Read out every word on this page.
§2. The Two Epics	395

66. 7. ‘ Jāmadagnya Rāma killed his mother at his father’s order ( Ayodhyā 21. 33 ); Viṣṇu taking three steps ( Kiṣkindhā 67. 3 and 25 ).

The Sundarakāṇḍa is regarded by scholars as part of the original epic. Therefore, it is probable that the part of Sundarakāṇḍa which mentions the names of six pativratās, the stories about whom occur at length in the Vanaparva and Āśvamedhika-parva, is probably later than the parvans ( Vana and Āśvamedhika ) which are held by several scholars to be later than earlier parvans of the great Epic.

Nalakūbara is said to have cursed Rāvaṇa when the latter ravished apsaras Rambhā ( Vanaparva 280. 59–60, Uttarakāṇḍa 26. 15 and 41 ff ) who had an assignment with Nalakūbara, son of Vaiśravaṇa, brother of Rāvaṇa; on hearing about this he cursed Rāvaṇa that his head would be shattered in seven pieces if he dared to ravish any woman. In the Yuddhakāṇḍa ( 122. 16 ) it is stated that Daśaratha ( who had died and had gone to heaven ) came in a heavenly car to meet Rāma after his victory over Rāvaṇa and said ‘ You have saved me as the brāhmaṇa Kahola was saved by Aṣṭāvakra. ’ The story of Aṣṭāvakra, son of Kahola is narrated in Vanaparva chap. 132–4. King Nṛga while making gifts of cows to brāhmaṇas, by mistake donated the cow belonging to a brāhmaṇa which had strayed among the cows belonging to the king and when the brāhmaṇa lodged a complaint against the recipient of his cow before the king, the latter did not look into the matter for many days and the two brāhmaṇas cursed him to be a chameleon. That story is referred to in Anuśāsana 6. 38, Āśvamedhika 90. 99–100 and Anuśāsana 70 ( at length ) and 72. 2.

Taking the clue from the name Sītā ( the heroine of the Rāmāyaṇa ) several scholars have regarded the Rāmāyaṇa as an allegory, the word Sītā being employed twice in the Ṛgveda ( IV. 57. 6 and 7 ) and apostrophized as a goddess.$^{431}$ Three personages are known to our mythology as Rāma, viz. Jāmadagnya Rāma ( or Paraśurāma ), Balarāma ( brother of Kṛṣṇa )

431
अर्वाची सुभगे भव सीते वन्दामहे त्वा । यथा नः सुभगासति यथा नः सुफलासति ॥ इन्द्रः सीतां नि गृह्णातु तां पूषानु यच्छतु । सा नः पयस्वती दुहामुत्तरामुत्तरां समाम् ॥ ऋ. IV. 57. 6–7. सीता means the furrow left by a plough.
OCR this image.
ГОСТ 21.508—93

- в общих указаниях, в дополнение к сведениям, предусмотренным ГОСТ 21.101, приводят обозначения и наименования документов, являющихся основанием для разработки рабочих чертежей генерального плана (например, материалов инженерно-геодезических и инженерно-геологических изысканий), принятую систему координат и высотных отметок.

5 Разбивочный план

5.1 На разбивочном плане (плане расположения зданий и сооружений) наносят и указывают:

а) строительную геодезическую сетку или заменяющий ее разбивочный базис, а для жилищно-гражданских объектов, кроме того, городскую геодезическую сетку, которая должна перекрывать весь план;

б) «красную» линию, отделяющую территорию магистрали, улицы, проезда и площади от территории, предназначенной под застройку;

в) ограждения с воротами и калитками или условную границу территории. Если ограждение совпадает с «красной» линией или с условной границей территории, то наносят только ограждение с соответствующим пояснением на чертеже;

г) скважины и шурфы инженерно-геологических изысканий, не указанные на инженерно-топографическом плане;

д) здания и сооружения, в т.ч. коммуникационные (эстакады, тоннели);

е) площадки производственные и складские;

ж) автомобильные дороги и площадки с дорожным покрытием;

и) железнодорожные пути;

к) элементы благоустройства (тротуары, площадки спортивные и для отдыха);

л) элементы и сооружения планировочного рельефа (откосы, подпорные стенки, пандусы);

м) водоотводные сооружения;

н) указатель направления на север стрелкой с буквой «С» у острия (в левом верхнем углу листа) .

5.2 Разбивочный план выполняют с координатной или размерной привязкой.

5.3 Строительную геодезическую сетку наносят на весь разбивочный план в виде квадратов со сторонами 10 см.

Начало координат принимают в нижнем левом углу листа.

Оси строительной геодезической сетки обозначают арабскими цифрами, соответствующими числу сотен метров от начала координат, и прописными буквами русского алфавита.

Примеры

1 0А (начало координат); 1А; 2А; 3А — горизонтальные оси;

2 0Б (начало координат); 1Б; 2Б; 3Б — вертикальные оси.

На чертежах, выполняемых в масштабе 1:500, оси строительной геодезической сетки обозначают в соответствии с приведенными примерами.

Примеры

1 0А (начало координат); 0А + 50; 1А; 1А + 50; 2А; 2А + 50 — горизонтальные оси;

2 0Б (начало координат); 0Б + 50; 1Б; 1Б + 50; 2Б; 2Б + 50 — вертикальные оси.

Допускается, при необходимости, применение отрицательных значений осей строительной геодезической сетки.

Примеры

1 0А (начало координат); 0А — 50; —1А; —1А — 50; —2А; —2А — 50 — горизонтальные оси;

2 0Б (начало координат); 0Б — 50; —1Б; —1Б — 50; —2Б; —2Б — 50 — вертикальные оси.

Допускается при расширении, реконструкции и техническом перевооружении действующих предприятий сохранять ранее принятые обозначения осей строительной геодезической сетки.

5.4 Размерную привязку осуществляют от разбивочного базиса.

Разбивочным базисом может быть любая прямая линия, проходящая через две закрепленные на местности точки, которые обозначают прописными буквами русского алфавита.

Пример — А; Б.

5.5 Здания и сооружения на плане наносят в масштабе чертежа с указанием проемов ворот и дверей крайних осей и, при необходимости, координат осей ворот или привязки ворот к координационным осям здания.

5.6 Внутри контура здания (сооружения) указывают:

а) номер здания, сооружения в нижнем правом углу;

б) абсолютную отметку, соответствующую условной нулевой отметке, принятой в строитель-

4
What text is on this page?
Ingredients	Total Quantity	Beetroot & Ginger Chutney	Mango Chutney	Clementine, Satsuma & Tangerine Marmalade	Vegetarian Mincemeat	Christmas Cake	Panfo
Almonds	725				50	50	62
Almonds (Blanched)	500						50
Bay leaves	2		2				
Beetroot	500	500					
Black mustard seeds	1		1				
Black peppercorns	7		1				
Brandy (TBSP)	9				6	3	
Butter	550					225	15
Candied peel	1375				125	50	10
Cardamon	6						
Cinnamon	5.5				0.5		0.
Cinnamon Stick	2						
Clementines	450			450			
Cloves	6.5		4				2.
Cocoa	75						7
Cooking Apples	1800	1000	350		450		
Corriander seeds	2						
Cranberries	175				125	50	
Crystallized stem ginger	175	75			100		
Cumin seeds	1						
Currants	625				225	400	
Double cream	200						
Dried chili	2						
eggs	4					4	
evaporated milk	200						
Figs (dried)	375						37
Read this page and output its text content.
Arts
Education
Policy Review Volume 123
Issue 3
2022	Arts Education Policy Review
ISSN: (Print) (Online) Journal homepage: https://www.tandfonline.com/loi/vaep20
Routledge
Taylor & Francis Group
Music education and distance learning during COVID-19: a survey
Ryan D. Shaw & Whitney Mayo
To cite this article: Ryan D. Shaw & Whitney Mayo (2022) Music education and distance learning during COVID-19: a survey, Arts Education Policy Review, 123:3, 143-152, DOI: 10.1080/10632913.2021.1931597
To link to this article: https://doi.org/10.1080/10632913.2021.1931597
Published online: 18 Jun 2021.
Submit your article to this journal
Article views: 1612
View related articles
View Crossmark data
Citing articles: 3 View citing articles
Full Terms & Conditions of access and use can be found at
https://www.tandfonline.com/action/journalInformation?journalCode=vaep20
○ ○ ○ ○
Task goal: Keep only the lines that hold the string "углу", and copy them out.

Task result:
н) указатель направления на север стрелкой с буквой «С» у острия (в левом верхнем углу листа) .
Начало координат принимают в нижнем левом углу листа.
а) номер здания, сооружения в нижнем правом углу;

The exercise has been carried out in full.